Data excerpts
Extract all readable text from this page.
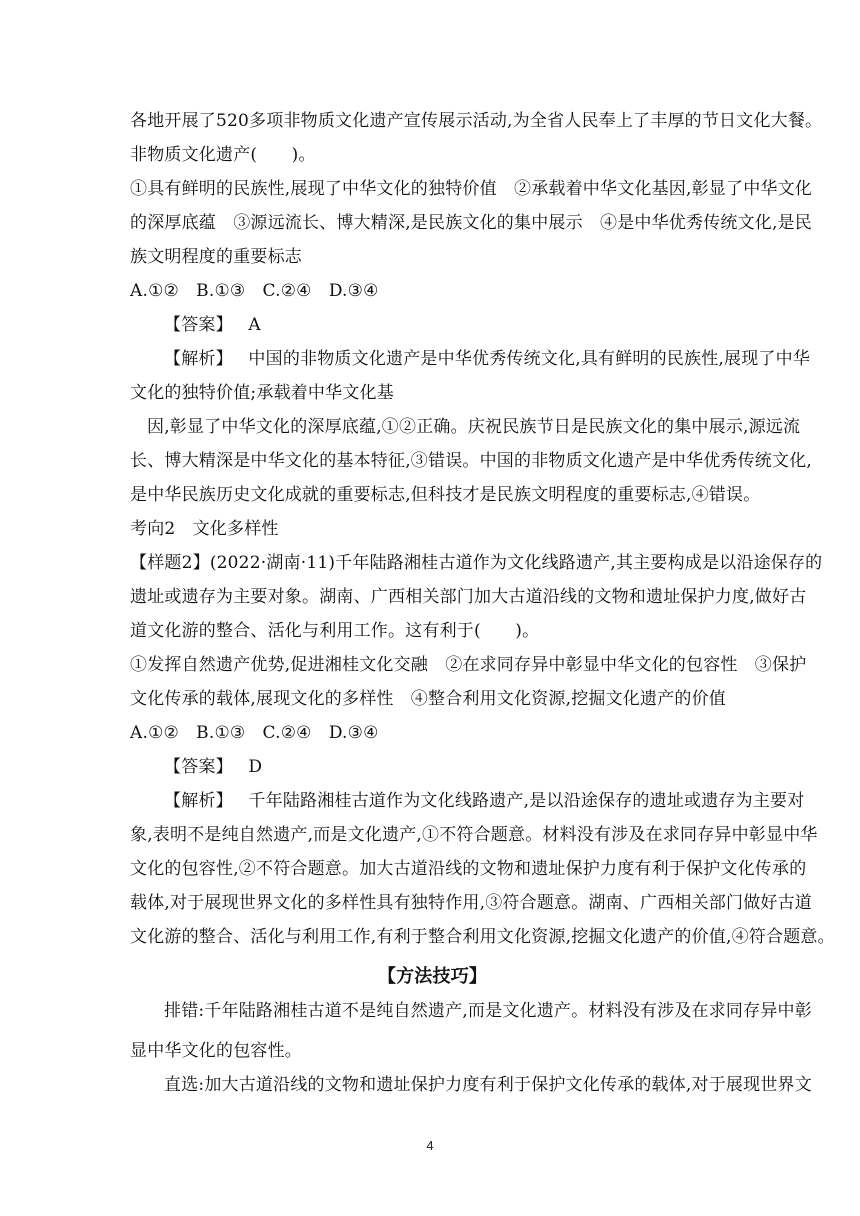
各地开展了520多项非物质文化遗产宣传展示活动,为全省人民奉上了丰厚的节日文化大餐。
非物质文化遗产(　　)。
①具有鲜明的民族性,展现了中华文化的独特价值　②承载着中华文化基因,彰显了中华文化
的深厚底蕴　③源远流长、博大精深,是民族文化的集中展示　④是中华优秀传统文化,是民
族文明程度的重要标志
A.①②　B.①③　C.②④　D.③④
【答案】 A
【解析】 中国的非物质文化遗产是中华优秀传统文化,具有鲜明的民族性,展现了中华
文化的独特价值;承载着中华文化基
因,彰显了中华文化的深厚底蕴,①②正确。庆祝民族节日是民族文化的集中展示,源远流
长、博大精深是中华文化的基本特征,③错误。中国的非物质文化遗产是中华优秀传统文化,
是中华民族历史文化成就的重要标志,但科技才是民族文明程度的重要标志,④错误。
考向2　文化多样性
【样题2】(2022·湖南·11)千年陆路湘桂古道作为文化线路遗产,其主要构成是以沿途保存的
遗址或遗存为主要对象。湖南、广西相关部门加大古道沿线的文物和遗址保护力度,做好古
道文化游的整合、活化与利用工作。这有利于(　　)。
①发挥自然遗产优势,促进湘桂文化交融　②在求同存异中彰显中华文化的包容性　③保护
文化传承的载体,展现文化的多样性　④整合利用文化资源,挖掘文化遗产的价值
A.①②　B.①③　C.②④　D.③④
【答案】 D
【解析】 千年陆路湘桂古道作为文化线路遗产,是以沿途保存的遗址或遗存为主要对
象,表明不是纯自然遗产,而是文化遗产,①不符合题意。材料没有涉及在求同存异中彰显中华
文化的包容性,②不符合题意。加大古道沿线的文物和遗址保护力度有利于保护文化传承的
载体,对于展现世界文化的多样性具有独特作用,③符合题意。湖南、广西相关部门做好古道
文化游的整合、活化与利用工作,有利于整合利用文化资源,挖掘文化遗产的价值,④符合题意。
【方法技巧】
排错:千年陆路湘桂古道不是纯自然遗产,而是文化遗产。材料没有涉及在求同存异中彰
显中华文化的包容性。
直选:加大古道沿线的文物和遗址保护力度有利于保护文化传承的载体,对于展现世界文
4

- TASK TO COMPLETE
Pictures are not part of the copy; reproduce everything else in the records exactly.

- ANSWER TO THE PROBLEM
Extract all readable text from this page.
各地开展了520多项非物质文化遗产宣传展示活动,为全省人民奉上了丰厚的节日文化大餐。
非物质文化遗产(　　)。
①具有鲜明的民族性,展现了中华文化的独特价值　②承载着中华文化基因,彰显了中华文化
的深厚底蕴　③源远流长、博大精深,是民族文化的集中展示　④是中华优秀传统文化,是民
族文明程度的重要标志
A.①②　B.①③　C.②④　D.③④
【答案】 A
【解析】 中国的非物质文化遗产是中华优秀传统文化,具有鲜明的民族性,展现了中华
文化的独特价值;承载着中华文化基
因,彰显了中华文化的深厚底蕴,①②正确。庆祝民族节日是民族文化的集中展示,源远流
长、博大精深是中华文化的基本特征,③错误。中国的非物质文化遗产是中华优秀传统文化,
是中华民族历史文化成就的重要标志,但科技才是民族文明程度的重要标志,④错误。
考向2　文化多样性
【样题2】(2022·湖南·11)千年陆路湘桂古道作为文化线路遗产,其主要构成是以沿途保存的
遗址或遗存为主要对象。湖南、广西相关部门加大古道沿线的文物和遗址保护力度,做好古
道文化游的整合、活化与利用工作。这有利于(　　)。
①发挥自然遗产优势,促进湘桂文化交融　②在求同存异中彰显中华文化的包容性　③保护
文化传承的载体,展现文化的多样性　④整合利用文化资源,挖掘文化遗产的价值
A.①②　B.①③　C.②④　D.③④
【答案】 D
【解析】 千年陆路湘桂古道作为文化线路遗产,是以沿途保存的遗址或遗存为主要对
象,表明不是纯自然遗产,而是文化遗产,①不符合题意。材料没有涉及在求同存异中彰显中华
文化的包容性,②不符合题意。加大古道沿线的文物和遗址保护力度有利于保护文化传承的
载体,对于展现世界文化的多样性具有独特作用,③符合题意。湖南、广西相关部门做好古道
文化游的整合、活化与利用工作,有利于整合利用文化资源,挖掘文化遗产的价值,④符合题意。
【方法技巧】
排错:千年陆路湘桂古道不是纯自然遗产,而是文化遗产。材料没有涉及在求同存异中彰
显中华文化的包容性。
直选:加大古道沿线的文物和遗址保护力度有利于保护文化传承的载体,对于展现世界文
4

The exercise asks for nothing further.